Aim of the task:
Reproduce exactly the lines from the one containing "What does this" through the last line of the data, both ends included.
::: Data shown
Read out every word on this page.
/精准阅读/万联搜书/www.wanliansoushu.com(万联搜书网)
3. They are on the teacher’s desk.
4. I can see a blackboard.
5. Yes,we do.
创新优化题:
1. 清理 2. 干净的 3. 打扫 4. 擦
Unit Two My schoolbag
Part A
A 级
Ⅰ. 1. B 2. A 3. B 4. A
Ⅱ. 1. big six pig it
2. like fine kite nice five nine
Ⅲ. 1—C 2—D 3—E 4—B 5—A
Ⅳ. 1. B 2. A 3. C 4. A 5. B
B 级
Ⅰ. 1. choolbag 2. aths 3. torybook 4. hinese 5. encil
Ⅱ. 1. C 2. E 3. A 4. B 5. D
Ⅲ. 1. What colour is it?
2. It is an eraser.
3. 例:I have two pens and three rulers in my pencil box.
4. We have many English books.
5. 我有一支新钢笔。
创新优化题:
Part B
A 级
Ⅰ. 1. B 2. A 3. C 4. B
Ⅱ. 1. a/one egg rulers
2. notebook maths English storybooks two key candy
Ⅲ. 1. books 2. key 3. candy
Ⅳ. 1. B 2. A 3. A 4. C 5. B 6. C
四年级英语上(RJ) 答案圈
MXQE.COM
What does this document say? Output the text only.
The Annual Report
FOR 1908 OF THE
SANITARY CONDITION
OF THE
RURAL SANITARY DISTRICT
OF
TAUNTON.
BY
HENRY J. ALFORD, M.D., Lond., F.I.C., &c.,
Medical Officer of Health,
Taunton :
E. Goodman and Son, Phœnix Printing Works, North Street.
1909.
::::::
Reply to the exercise:
What does this document say? Output the text only.
The Annual Report
FOR 1908 OF THE
SANITARY CONDITION
OF THE
RURAL SANITARY DISTRICT
OF
TAUNTON.
BY
HENRY J. ALFORD, M.D., Lond., F.I.C., &c.,
Medical Officer of Health,
Taunton :
E. Goodman and Son, Phœnix Printing Works, North Street.
1909.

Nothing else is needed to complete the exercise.